WRITTEN INSTRUCTION:
Return the material exactly as supplied, apart from the pictures, which are omitted.

MATERIAL PROVIDED:
- - -
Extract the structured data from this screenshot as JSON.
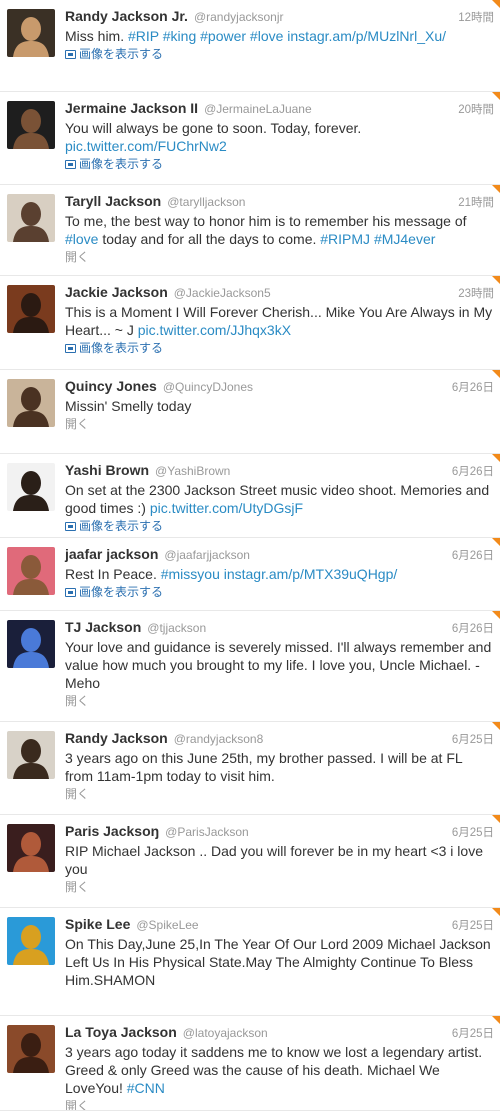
{
  "colors": {
    "link": "#2a8bc4",
    "corner": "#f28a1a",
    "muted": "#999999"
  },
  "tweets": [
    {
      "name": "Randy Jackson Jr.",
      "handle": "@randyjacksonjr",
      "time": "12時間",
      "action": "画像を表示する",
      "action_type": "media",
      "segments": [
        {
          "t": "Miss him. ",
          "link": false
        },
        {
          "t": "#RIP #king #power #love instagr.am/p/MUzlNrl_Xu/",
          "link": true
        }
      ],
      "avatar": {
        "bg": "#3a3025",
        "fg": "#c89a6c"
      }
    },
    {
      "name": "Jermaine Jackson II",
      "handle": "@JermaineLaJuane",
      "time": "20時間",
      "action": "画像を表示する",
      "action_type": "media",
      "segments": [
        {
          "t": "You will always be gone to soon. Today, forever. ",
          "link": false
        },
        {
          "t": "pic.twitter.com/FUChrNw2",
          "link": true
        }
      ],
      "avatar": {
        "bg": "#1e1e1e",
        "fg": "#7a5236"
      }
    },
    {
      "name": "Taryll Jackson",
      "handle": "@tarylljackson",
      "time": "21時間",
      "action": "開く",
      "action_type": "open",
      "segments": [
        {
          "t": "To me, the best way to honor him is to remember his message of ",
          "link": false
        },
        {
          "t": "#love",
          "link": true
        },
        {
          "t": " today and for all the days to come. ",
          "link": false
        },
        {
          "t": "#RIPMJ #MJ4ever",
          "link": true
        }
      ],
      "avatar": {
        "bg": "#d8cfc2",
        "fg": "#5a4030"
      }
    },
    {
      "name": "Jackie Jackson",
      "handle": "@JackieJackson5",
      "time": "23時間",
      "action": "画像を表示する",
      "action_type": "media",
      "segments": [
        {
          "t": "This is a Moment I Will Forever Cherish... Mike You Are Always in My Heart... ~ J ",
          "link": false
        },
        {
          "t": "pic.twitter.com/JJhqx3kX",
          "link": true
        }
      ],
      "avatar": {
        "bg": "#7a3b1e",
        "fg": "#2b1a12"
      }
    },
    {
      "name": "Quincy Jones",
      "handle": "@QuincyDJones",
      "time": "6月26日",
      "action": "開く",
      "action_type": "open",
      "segments": [
        {
          "t": "Missin' Smelly today",
          "link": false
        }
      ],
      "avatar": {
        "bg": "#c9b49a",
        "fg": "#4a3222"
      }
    },
    {
      "name": "Yashi Brown",
      "handle": "@YashiBrown",
      "time": "6月26日",
      "action": "画像を表示する",
      "action_type": "media",
      "segments": [
        {
          "t": "On set at the 2300 Jackson Street music video shoot. Memories and good times :) ",
          "link": false
        },
        {
          "t": "pic.twitter.com/UtyDGsjF",
          "link": true
        }
      ],
      "avatar": {
        "bg": "#f2f2f2",
        "fg": "#2a1f18"
      }
    },
    {
      "name": "jaafar jackson",
      "handle": "@jaafarjjackson",
      "time": "6月26日",
      "action": "画像を表示する",
      "action_type": "media",
      "segments": [
        {
          "t": "Rest In Peace. ",
          "link": false
        },
        {
          "t": "#missyou instagr.am/p/MTX39uQHgp/",
          "link": true
        }
      ],
      "avatar": {
        "bg": "#e06a7a",
        "fg": "#8a5a3a"
      }
    },
    {
      "name": "TJ Jackson",
      "handle": "@tjjackson",
      "time": "6月26日",
      "action": "開く",
      "action_type": "open",
      "segments": [
        {
          "t": "Your love and guidance is severely missed. I'll always remember and value how much you brought to my life. I love you, Uncle Michael. - Meho",
          "link": false
        }
      ],
      "avatar": {
        "bg": "#1a1f3a",
        "fg": "#4a7ad8"
      }
    },
    {
      "name": "Randy Jackson",
      "handle": "@randyjackson8",
      "time": "6月25日",
      "action": "開く",
      "action_type": "open",
      "segments": [
        {
          "t": "3 years ago on this June 25th, my brother passed. I will be at FL from 11am-1pm today to visit him.",
          "link": false
        }
      ],
      "avatar": {
        "bg": "#d8d2c8",
        "fg": "#3a2a1e"
      }
    },
    {
      "name": "Paris Jacksoŋ",
      "handle": "@ParisJackson",
      "time": "6月25日",
      "action": "開く",
      "action_type": "open",
      "segments": [
        {
          "t": "RIP Michael Jackson .. Dad you will forever be in my heart <3 i love you",
          "link": false
        }
      ],
      "avatar": {
        "bg": "#3a1e1e",
        "fg": "#b05a3a"
      }
    },
    {
      "name": "Spike Lee",
      "handle": "@SpikeLee",
      "time": "6月25日",
      "action": "",
      "action_type": "none",
      "segments": [
        {
          "t": "On This Day,June 25,In The Year Of Our Lord 2009 Michael Jackson Left Us In His Physical State.May The Almighty Continue To Bless Him.SHAMON",
          "link": false
        }
      ],
      "avatar": {
        "bg": "#2a9ad8",
        "fg": "#d8a020"
      }
    },
    {
      "name": "La Toya Jackson",
      "handle": "@latoyajackson",
      "time": "6月25日",
      "action": "開く",
      "action_type": "open",
      "segments": [
        {
          "t": "3 years ago today it saddens me to know we lost a legendary artist. Greed & only Greed was the cause of his death. Michael We LoveYou! ",
          "link": false
        },
        {
          "t": "#CNN",
          "link": true
        }
      ],
      "avatar": {
        "bg": "#8a4a2a",
        "fg": "#3a1e12"
      }
    }
  ]
}
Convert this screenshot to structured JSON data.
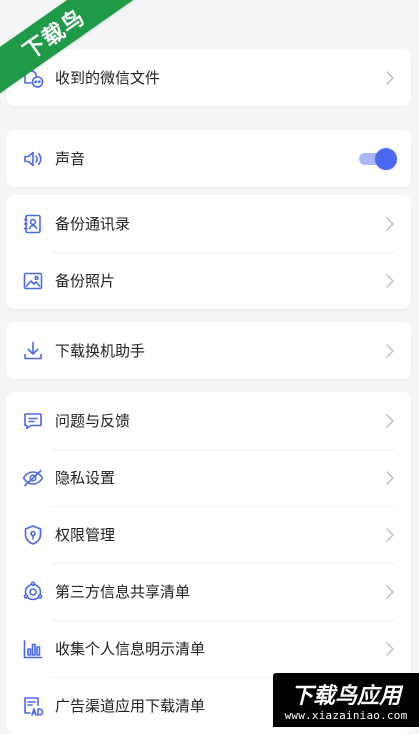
- - -
FINAL ANSWER:
Extract the structured data from this screenshot as JSON.
{
  "colors": {
    "link": "#2a8bc4",
    "corner": "#f28a1a",
    "muted": "#999999"
  },
  "tweets": [
    {
      "name": "Randy Jackson Jr.",
      "handle": "@randyjacksonjr",
      "time": "12時間",
      "action": "画像を表示する",
      "action_type": "media",
      "segments": [
        {
          "t": "Miss him. ",
          "link": false
        },
        {
          "t": "#RIP #king #power #love instagr.am/p/MUzlNrl_Xu/",
          "link": true
        }
      ],
      "avatar": {
        "bg": "#3a3025",
        "fg": "#c89a6c"
      }
    },
    {
      "name": "Jermaine Jackson II",
      "handle": "@JermaineLaJuane",
      "time": "20時間",
      "action": "画像を表示する",
      "action_type": "media",
      "segments": [
        {
          "t": "You will always be gone to soon. Today, forever. ",
          "link": false
        },
        {
          "t": "pic.twitter.com/FUChrNw2",
          "link": true
        }
      ],
      "avatar": {
        "bg": "#1e1e1e",
        "fg": "#7a5236"
      }
    },
    {
      "name": "Taryll Jackson",
      "handle": "@tarylljackson",
      "time": "21時間",
      "action": "開く",
      "action_type": "open",
      "segments": [
        {
          "t": "To me, the best way to honor him is to remember his message of ",
          "link": false
        },
        {
          "t": "#love",
          "link": true
        },
        {
          "t": " today and for all the days to come. ",
          "link": false
        },
        {
          "t": "#RIPMJ #MJ4ever",
          "link": true
        }
      ],
      "avatar": {
        "bg": "#d8cfc2",
        "fg": "#5a4030"
      }
    },
    {
      "name": "Jackie Jackson",
      "handle": "@JackieJackson5",
      "time": "23時間",
      "action": "画像を表示する",
      "action_type": "media",
      "segments": [
        {
          "t": "This is a Moment I Will Forever Cherish... Mike You Are Always in My Heart... ~ J ",
          "link": false
        },
        {
          "t": "pic.twitter.com/JJhqx3kX",
          "link": true
        }
      ],
      "avatar": {
        "bg": "#7a3b1e",
        "fg": "#2b1a12"
      }
    },
    {
      "name": "Quincy Jones",
      "handle": "@QuincyDJones",
      "time": "6月26日",
      "action": "開く",
      "action_type": "open",
      "segments": [
        {
          "t": "Missin' Smelly today",
          "link": false
        }
      ],
      "avatar": {
        "bg": "#c9b49a",
        "fg": "#4a3222"
      }
    },
    {
      "name": "Yashi Brown",
      "handle": "@YashiBrown",
      "time": "6月26日",
      "action": "画像を表示する",
      "action_type": "media",
      "segments": [
        {
          "t": "On set at the 2300 Jackson Street music video shoot. Memories and good times :) ",
          "link": false
        },
        {
          "t": "pic.twitter.com/UtyDGsjF",
          "link": true
        }
      ],
      "avatar": {
        "bg": "#f2f2f2",
        "fg": "#2a1f18"
      }
    },
    {
      "name": "jaafar jackson",
      "handle": "@jaafarjjackson",
      "time": "6月26日",
      "action": "画像を表示する",
      "action_type": "media",
      "segments": [
        {
          "t": "Rest In Peace. ",
          "link": false
        },
        {
          "t": "#missyou instagr.am/p/MTX39uQHgp/",
          "link": true
        }
      ],
      "avatar": {
        "bg": "#e06a7a",
        "fg": "#8a5a3a"
      }
    },
    {
      "name": "TJ Jackson",
      "handle": "@tjjackson",
      "time": "6月26日",
      "action": "開く",
      "action_type": "open",
      "segments": [
        {
          "t": "Your love and guidance is severely missed. I'll always remember and value how much you brought to my life. I love you, Uncle Michael. - Meho",
          "link": false
        }
      ],
      "avatar": {
        "bg": "#1a1f3a",
        "fg": "#4a7ad8"
      }
    },
    {
      "name": "Randy Jackson",
      "handle": "@randyjackson8",
      "time": "6月25日",
      "action": "開く",
      "action_type": "open",
      "segments": [
        {
          "t": "3 years ago on this June 25th, my brother passed. I will be at FL from 11am-1pm today to visit him.",
          "link": false
        }
      ],
      "avatar": {
        "bg": "#d8d2c8",
        "fg": "#3a2a1e"
      }
    },
    {
      "name": "Paris Jacksoŋ",
      "handle": "@ParisJackson",
      "time": "6月25日",
      "action": "開く",
      "action_type": "open",
      "segments": [
        {
          "t": "RIP Michael Jackson .. Dad you will forever be in my heart <3 i love you",
          "link": false
        }
      ],
      "avatar": {
        "bg": "#3a1e1e",
        "fg": "#b05a3a"
      }
    },
    {
      "name": "Spike Lee",
      "handle": "@SpikeLee",
      "time": "6月25日",
      "action": "",
      "action_type": "none",
      "segments": [
        {
          "t": "On This Day,June 25,In The Year Of Our Lord 2009 Michael Jackson Left Us In His Physical State.May The Almighty Continue To Bless Him.SHAMON",
          "link": false
        }
      ],
      "avatar": {
        "bg": "#2a9ad8",
        "fg": "#d8a020"
      }
    },
    {
      "name": "La Toya Jackson",
      "handle": "@latoyajackson",
      "time": "6月25日",
      "action": "開く",
      "action_type": "open",
      "segments": [
        {
          "t": "3 years ago today it saddens me to know we lost a legendary artist. Greed & only Greed was the cause of his death. Michael We LoveYou! ",
          "link": false
        },
        {
          "t": "#CNN",
          "link": true
        }
      ],
      "avatar": {
        "bg": "#8a4a2a",
        "fg": "#3a1e12"
      }
    }
  ]
}
Convert this screenshot to structured JSON data.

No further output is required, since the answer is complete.